• [Chart and figure data]:
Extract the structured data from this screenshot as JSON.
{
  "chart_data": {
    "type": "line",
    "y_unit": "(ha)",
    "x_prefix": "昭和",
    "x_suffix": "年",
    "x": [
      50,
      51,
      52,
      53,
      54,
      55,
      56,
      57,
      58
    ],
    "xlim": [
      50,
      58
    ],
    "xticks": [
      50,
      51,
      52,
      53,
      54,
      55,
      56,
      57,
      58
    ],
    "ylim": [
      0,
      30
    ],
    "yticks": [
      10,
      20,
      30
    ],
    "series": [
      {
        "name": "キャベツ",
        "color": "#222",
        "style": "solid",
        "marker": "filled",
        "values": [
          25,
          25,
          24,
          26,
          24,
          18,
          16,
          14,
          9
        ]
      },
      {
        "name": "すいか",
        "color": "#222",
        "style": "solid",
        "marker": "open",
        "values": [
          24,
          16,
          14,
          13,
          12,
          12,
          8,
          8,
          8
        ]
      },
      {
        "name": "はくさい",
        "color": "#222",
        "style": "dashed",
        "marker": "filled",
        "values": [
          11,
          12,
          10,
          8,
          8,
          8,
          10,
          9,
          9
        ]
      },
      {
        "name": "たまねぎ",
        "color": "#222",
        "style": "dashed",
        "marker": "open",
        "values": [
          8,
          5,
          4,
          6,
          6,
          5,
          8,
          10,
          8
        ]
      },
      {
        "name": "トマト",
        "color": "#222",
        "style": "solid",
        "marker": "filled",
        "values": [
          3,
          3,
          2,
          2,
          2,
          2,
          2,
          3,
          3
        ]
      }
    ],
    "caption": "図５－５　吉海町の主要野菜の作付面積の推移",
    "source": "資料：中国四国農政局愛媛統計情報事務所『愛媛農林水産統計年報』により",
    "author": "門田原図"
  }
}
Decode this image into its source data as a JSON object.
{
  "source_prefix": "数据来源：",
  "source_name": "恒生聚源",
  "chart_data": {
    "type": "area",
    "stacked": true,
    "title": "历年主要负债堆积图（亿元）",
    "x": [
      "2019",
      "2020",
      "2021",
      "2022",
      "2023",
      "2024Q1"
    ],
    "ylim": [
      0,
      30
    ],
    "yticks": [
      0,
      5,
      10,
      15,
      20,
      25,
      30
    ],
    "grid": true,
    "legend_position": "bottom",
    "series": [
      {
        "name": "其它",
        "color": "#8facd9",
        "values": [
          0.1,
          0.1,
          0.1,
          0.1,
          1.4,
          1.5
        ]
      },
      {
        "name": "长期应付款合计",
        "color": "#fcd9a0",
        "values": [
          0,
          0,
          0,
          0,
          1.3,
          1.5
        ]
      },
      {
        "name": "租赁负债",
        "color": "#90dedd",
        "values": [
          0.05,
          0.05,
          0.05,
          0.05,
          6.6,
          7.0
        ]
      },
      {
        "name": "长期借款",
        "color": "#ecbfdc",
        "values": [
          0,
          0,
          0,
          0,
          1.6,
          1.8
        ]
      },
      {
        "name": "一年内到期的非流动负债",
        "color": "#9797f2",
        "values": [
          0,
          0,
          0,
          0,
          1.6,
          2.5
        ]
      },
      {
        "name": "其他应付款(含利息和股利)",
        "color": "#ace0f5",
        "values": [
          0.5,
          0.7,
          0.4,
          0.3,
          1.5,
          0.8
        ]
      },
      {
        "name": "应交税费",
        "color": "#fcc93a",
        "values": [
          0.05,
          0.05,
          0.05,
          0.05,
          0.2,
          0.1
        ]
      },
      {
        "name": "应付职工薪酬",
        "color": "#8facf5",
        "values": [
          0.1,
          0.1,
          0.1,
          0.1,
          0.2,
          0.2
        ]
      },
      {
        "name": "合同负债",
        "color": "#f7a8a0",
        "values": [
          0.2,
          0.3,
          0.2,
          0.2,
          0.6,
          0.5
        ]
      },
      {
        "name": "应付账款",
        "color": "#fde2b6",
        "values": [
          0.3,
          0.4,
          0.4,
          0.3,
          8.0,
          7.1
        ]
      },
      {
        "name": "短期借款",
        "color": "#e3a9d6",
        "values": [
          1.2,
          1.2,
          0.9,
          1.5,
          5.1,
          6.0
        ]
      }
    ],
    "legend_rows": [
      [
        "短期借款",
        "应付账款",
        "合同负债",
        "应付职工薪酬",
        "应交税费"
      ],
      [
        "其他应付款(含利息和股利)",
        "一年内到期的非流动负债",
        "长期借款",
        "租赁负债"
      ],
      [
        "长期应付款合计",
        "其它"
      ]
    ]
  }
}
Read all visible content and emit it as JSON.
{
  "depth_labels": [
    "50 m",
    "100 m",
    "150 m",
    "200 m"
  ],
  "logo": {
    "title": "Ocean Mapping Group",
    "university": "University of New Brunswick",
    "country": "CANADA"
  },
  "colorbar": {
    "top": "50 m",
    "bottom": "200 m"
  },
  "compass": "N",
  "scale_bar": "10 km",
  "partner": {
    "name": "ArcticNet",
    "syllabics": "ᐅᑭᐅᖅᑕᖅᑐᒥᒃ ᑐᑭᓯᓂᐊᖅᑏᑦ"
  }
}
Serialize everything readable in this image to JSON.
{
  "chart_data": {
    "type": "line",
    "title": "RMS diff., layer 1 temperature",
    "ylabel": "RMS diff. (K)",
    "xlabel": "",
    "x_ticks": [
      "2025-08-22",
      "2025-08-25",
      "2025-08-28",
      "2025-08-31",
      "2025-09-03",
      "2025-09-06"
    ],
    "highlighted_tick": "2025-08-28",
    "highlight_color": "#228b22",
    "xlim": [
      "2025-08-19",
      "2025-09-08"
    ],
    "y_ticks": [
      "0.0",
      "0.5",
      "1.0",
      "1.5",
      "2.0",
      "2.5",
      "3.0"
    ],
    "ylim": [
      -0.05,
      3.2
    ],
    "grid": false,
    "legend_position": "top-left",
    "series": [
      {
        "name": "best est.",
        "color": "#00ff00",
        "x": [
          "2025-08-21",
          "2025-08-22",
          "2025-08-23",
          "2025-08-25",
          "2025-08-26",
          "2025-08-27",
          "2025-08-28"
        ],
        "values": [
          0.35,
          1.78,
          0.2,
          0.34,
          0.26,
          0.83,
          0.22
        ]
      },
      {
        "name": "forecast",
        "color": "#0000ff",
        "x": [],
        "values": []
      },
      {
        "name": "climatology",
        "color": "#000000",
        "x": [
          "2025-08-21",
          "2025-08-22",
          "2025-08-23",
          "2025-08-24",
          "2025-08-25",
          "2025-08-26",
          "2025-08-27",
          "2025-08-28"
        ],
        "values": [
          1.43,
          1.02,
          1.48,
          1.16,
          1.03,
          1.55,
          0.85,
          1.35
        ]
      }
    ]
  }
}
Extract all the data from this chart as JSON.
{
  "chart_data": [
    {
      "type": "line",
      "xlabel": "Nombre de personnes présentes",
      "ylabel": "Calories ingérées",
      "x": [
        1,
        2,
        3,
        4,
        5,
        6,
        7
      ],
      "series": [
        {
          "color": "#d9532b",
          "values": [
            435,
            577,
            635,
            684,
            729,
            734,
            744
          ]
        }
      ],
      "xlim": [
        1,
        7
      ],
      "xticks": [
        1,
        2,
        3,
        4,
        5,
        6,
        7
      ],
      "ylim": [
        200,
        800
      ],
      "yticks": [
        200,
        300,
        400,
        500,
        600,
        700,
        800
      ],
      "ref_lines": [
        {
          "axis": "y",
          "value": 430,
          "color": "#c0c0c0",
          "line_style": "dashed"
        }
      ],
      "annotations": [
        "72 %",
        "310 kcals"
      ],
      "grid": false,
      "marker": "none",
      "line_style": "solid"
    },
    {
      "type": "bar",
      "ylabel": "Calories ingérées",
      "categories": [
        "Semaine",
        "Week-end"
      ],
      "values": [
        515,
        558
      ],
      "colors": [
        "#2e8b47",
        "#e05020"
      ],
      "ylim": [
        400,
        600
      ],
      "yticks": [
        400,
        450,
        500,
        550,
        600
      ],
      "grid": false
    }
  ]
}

• [Exercise instructions]: In the records, locate each line holding the string "JSON" and copy it.

• [Correct output]:
Extract the structured data from this screenshot as JSON.
Decode this image into its source data as a JSON object.
Read all visible content and emit it as JSON.
Serialize everything readable in this image to JSON.
Extract all the data from this chart as JSON.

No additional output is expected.